--- Start RECORDS FOR THIS TASK ---

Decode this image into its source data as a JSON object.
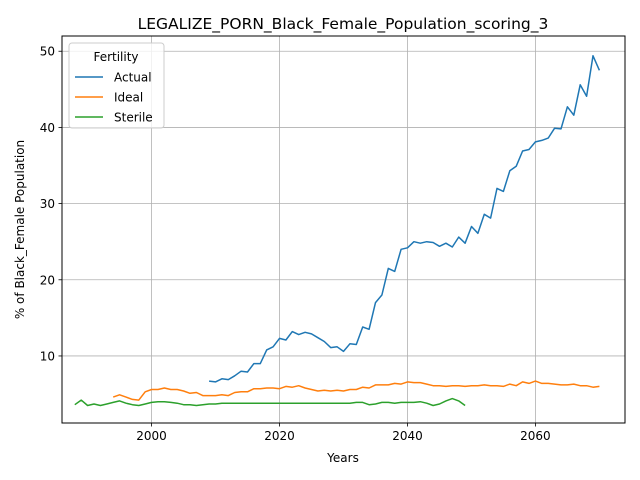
{
  "chart_data": {
    "type": "line",
    "title": "LEGALIZE_PORN_Black_Female_Population_scoring_3",
    "xlabel": "Years",
    "ylabel": "% of Black_Female Population",
    "xlim": [
      1986,
      2074
    ],
    "ylim": [
      1.2,
      52
    ],
    "x_ticks": [
      2000,
      2020,
      2040,
      2060
    ],
    "y_ticks": [
      10,
      20,
      30,
      40,
      50
    ],
    "grid": true,
    "legend": {
      "title": "Fertility",
      "placement": "top-left"
    },
    "series": [
      {
        "name": "Actual",
        "color": "#1f77b4",
        "x": [
          2009,
          2010,
          2011,
          2012,
          2013,
          2014,
          2015,
          2016,
          2017,
          2018,
          2019,
          2020,
          2021,
          2022,
          2023,
          2024,
          2025,
          2026,
          2027,
          2028,
          2029,
          2030,
          2031,
          2032,
          2033,
          2034,
          2035,
          2036,
          2037,
          2038,
          2039,
          2040,
          2041,
          2042,
          2043,
          2044,
          2045,
          2046,
          2047,
          2048,
          2049,
          2050,
          2051,
          2052,
          2053,
          2054,
          2055,
          2056,
          2057,
          2058,
          2059,
          2060,
          2061,
          2062,
          2063,
          2064,
          2065,
          2066,
          2067,
          2068,
          2069,
          2070
        ],
        "values": [
          6.7,
          6.6,
          7.0,
          6.9,
          7.4,
          8.0,
          7.9,
          9.0,
          9.0,
          10.8,
          11.2,
          12.3,
          12.1,
          13.2,
          12.8,
          13.1,
          12.9,
          12.4,
          11.9,
          11.1,
          11.2,
          10.6,
          11.6,
          11.5,
          13.8,
          13.5,
          17.0,
          18.0,
          21.5,
          21.1,
          24.0,
          24.2,
          25.0,
          24.8,
          25.0,
          24.9,
          24.4,
          24.8,
          24.3,
          25.6,
          24.8,
          27.0,
          26.1,
          28.6,
          28.1,
          32.0,
          31.6,
          34.3,
          34.9,
          36.9,
          37.1,
          38.1,
          38.3,
          38.6,
          39.9,
          39.8,
          42.7,
          41.6,
          45.6,
          44.1,
          49.4,
          47.5
        ]
      },
      {
        "name": "Ideal",
        "color": "#ff7f0e",
        "x": [
          1994,
          1995,
          1996,
          1997,
          1998,
          1999,
          2000,
          2001,
          2002,
          2003,
          2004,
          2005,
          2006,
          2007,
          2008,
          2009,
          2010,
          2011,
          2012,
          2013,
          2014,
          2015,
          2016,
          2017,
          2018,
          2019,
          2020,
          2021,
          2022,
          2023,
          2024,
          2025,
          2026,
          2027,
          2028,
          2029,
          2030,
          2031,
          2032,
          2033,
          2034,
          2035,
          2036,
          2037,
          2038,
          2039,
          2040,
          2041,
          2042,
          2043,
          2044,
          2045,
          2046,
          2047,
          2048,
          2049,
          2050,
          2051,
          2052,
          2053,
          2054,
          2055,
          2056,
          2057,
          2058,
          2059,
          2060,
          2061,
          2062,
          2063,
          2064,
          2065,
          2066,
          2067,
          2068,
          2069,
          2070
        ],
        "values": [
          4.6,
          4.9,
          4.6,
          4.3,
          4.2,
          5.3,
          5.6,
          5.6,
          5.8,
          5.6,
          5.6,
          5.4,
          5.1,
          5.2,
          4.8,
          4.8,
          4.8,
          4.9,
          4.8,
          5.2,
          5.3,
          5.3,
          5.7,
          5.7,
          5.8,
          5.8,
          5.7,
          6.0,
          5.9,
          6.1,
          5.8,
          5.6,
          5.4,
          5.5,
          5.4,
          5.5,
          5.4,
          5.6,
          5.6,
          5.9,
          5.8,
          6.2,
          6.2,
          6.2,
          6.4,
          6.3,
          6.6,
          6.5,
          6.5,
          6.3,
          6.1,
          6.1,
          6.0,
          6.1,
          6.1,
          6.0,
          6.1,
          6.1,
          6.2,
          6.1,
          6.1,
          6.0,
          6.3,
          6.1,
          6.6,
          6.4,
          6.7,
          6.4,
          6.4,
          6.3,
          6.2,
          6.2,
          6.3,
          6.1,
          6.1,
          5.9,
          6.0
        ]
      },
      {
        "name": "Sterile",
        "color": "#2ca02c",
        "x": [
          1988,
          1989,
          1990,
          1991,
          1992,
          1993,
          1994,
          1995,
          1996,
          1997,
          1998,
          1999,
          2000,
          2001,
          2002,
          2003,
          2004,
          2005,
          2006,
          2007,
          2008,
          2009,
          2010,
          2011,
          2012,
          2013,
          2014,
          2015,
          2016,
          2017,
          2018,
          2019,
          2020,
          2021,
          2022,
          2023,
          2024,
          2025,
          2026,
          2027,
          2028,
          2029,
          2030,
          2031,
          2032,
          2033,
          2034,
          2035,
          2036,
          2037,
          2038,
          2039,
          2040,
          2041,
          2042,
          2043,
          2044,
          2045,
          2046,
          2047,
          2048,
          2049
        ],
        "values": [
          3.6,
          4.2,
          3.5,
          3.7,
          3.5,
          3.7,
          3.9,
          4.1,
          3.8,
          3.6,
          3.5,
          3.7,
          3.9,
          4.0,
          4.0,
          3.9,
          3.8,
          3.6,
          3.6,
          3.5,
          3.6,
          3.7,
          3.7,
          3.8,
          3.8,
          3.8,
          3.8,
          3.8,
          3.8,
          3.8,
          3.8,
          3.8,
          3.8,
          3.8,
          3.8,
          3.8,
          3.8,
          3.8,
          3.8,
          3.8,
          3.8,
          3.8,
          3.8,
          3.8,
          3.9,
          3.9,
          3.6,
          3.7,
          3.9,
          3.9,
          3.8,
          3.9,
          3.9,
          3.9,
          4.0,
          3.8,
          3.5,
          3.7,
          4.1,
          4.4,
          4.1,
          3.5
        ]
      }
    ]
  }
}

--- End RECORDS FOR THIS TASK ---

- _WHAT YOU HAVE TO DO_
Every line of text is to be repeated exactly; pictures are left out.

- _SOLUTION FOR THIS EXERCISE_
Decode this image into its source data as a JSON object.
{
  "chart_data": {
    "type": "line",
    "title": "LEGALIZE_PORN_Black_Female_Population_scoring_3",
    "xlabel": "Years",
    "ylabel": "% of Black_Female Population",
    "xlim": [
      1986,
      2074
    ],
    "ylim": [
      1.2,
      52
    ],
    "x_ticks": [
      2000,
      2020,
      2040,
      2060
    ],
    "y_ticks": [
      10,
      20,
      30,
      40,
      50
    ],
    "grid": true,
    "legend": {
      "title": "Fertility",
      "placement": "top-left"
    },
    "series": [
      {
        "name": "Actual",
        "color": "#1f77b4",
        "x": [
          2009,
          2010,
          2011,
          2012,
          2013,
          2014,
          2015,
          2016,
          2017,
          2018,
          2019,
          2020,
          2021,
          2022,
          2023,
          2024,
          2025,
          2026,
          2027,
          2028,
          2029,
          2030,
          2031,
          2032,
          2033,
          2034,
          2035,
          2036,
          2037,
          2038,
          2039,
          2040,
          2041,
          2042,
          2043,
          2044,
          2045,
          2046,
          2047,
          2048,
          2049,
          2050,
          2051,
          2052,
          2053,
          2054,
          2055,
          2056,
          2057,
          2058,
          2059,
          2060,
          2061,
          2062,
          2063,
          2064,
          2065,
          2066,
          2067,
          2068,
          2069,
          2070
        ],
        "values": [
          6.7,
          6.6,
          7.0,
          6.9,
          7.4,
          8.0,
          7.9,
          9.0,
          9.0,
          10.8,
          11.2,
          12.3,
          12.1,
          13.2,
          12.8,
          13.1,
          12.9,
          12.4,
          11.9,
          11.1,
          11.2,
          10.6,
          11.6,
          11.5,
          13.8,
          13.5,
          17.0,
          18.0,
          21.5,
          21.1,
          24.0,
          24.2,
          25.0,
          24.8,
          25.0,
          24.9,
          24.4,
          24.8,
          24.3,
          25.6,
          24.8,
          27.0,
          26.1,
          28.6,
          28.1,
          32.0,
          31.6,
          34.3,
          34.9,
          36.9,
          37.1,
          38.1,
          38.3,
          38.6,
          39.9,
          39.8,
          42.7,
          41.6,
          45.6,
          44.1,
          49.4,
          47.5
        ]
      },
      {
        "name": "Ideal",
        "color": "#ff7f0e",
        "x": [
          1994,
          1995,
          1996,
          1997,
          1998,
          1999,
          2000,
          2001,
          2002,
          2003,
          2004,
          2005,
          2006,
          2007,
          2008,
          2009,
          2010,
          2011,
          2012,
          2013,
          2014,
          2015,
          2016,
          2017,
          2018,
          2019,
          2020,
          2021,
          2022,
          2023,
          2024,
          2025,
          2026,
          2027,
          2028,
          2029,
          2030,
          2031,
          2032,
          2033,
          2034,
          2035,
          2036,
          2037,
          2038,
          2039,
          2040,
          2041,
          2042,
          2043,
          2044,
          2045,
          2046,
          2047,
          2048,
          2049,
          2050,
          2051,
          2052,
          2053,
          2054,
          2055,
          2056,
          2057,
          2058,
          2059,
          2060,
          2061,
          2062,
          2063,
          2064,
          2065,
          2066,
          2067,
          2068,
          2069,
          2070
        ],
        "values": [
          4.6,
          4.9,
          4.6,
          4.3,
          4.2,
          5.3,
          5.6,
          5.6,
          5.8,
          5.6,
          5.6,
          5.4,
          5.1,
          5.2,
          4.8,
          4.8,
          4.8,
          4.9,
          4.8,
          5.2,
          5.3,
          5.3,
          5.7,
          5.7,
          5.8,
          5.8,
          5.7,
          6.0,
          5.9,
          6.1,
          5.8,
          5.6,
          5.4,
          5.5,
          5.4,
          5.5,
          5.4,
          5.6,
          5.6,
          5.9,
          5.8,
          6.2,
          6.2,
          6.2,
          6.4,
          6.3,
          6.6,
          6.5,
          6.5,
          6.3,
          6.1,
          6.1,
          6.0,
          6.1,
          6.1,
          6.0,
          6.1,
          6.1,
          6.2,
          6.1,
          6.1,
          6.0,
          6.3,
          6.1,
          6.6,
          6.4,
          6.7,
          6.4,
          6.4,
          6.3,
          6.2,
          6.2,
          6.3,
          6.1,
          6.1,
          5.9,
          6.0
        ]
      },
      {
        "name": "Sterile",
        "color": "#2ca02c",
        "x": [
          1988,
          1989,
          1990,
          1991,
          1992,
          1993,
          1994,
          1995,
          1996,
          1997,
          1998,
          1999,
          2000,
          2001,
          2002,
          2003,
          2004,
          2005,
          2006,
          2007,
          2008,
          2009,
          2010,
          2011,
          2012,
          2013,
          2014,
          2015,
          2016,
          2017,
          2018,
          2019,
          2020,
          2021,
          2022,
          2023,
          2024,
          2025,
          2026,
          2027,
          2028,
          2029,
          2030,
          2031,
          2032,
          2033,
          2034,
          2035,
          2036,
          2037,
          2038,
          2039,
          2040,
          2041,
          2042,
          2043,
          2044,
          2045,
          2046,
          2047,
          2048,
          2049
        ],
        "values": [
          3.6,
          4.2,
          3.5,
          3.7,
          3.5,
          3.7,
          3.9,
          4.1,
          3.8,
          3.6,
          3.5,
          3.7,
          3.9,
          4.0,
          4.0,
          3.9,
          3.8,
          3.6,
          3.6,
          3.5,
          3.6,
          3.7,
          3.7,
          3.8,
          3.8,
          3.8,
          3.8,
          3.8,
          3.8,
          3.8,
          3.8,
          3.8,
          3.8,
          3.8,
          3.8,
          3.8,
          3.8,
          3.8,
          3.8,
          3.8,
          3.8,
          3.8,
          3.8,
          3.8,
          3.9,
          3.9,
          3.6,
          3.7,
          3.9,
          3.9,
          3.8,
          3.9,
          3.9,
          3.9,
          4.0,
          3.8,
          3.5,
          3.7,
          4.1,
          4.4,
          4.1,
          3.5
        ]
      }
    ]
  }
}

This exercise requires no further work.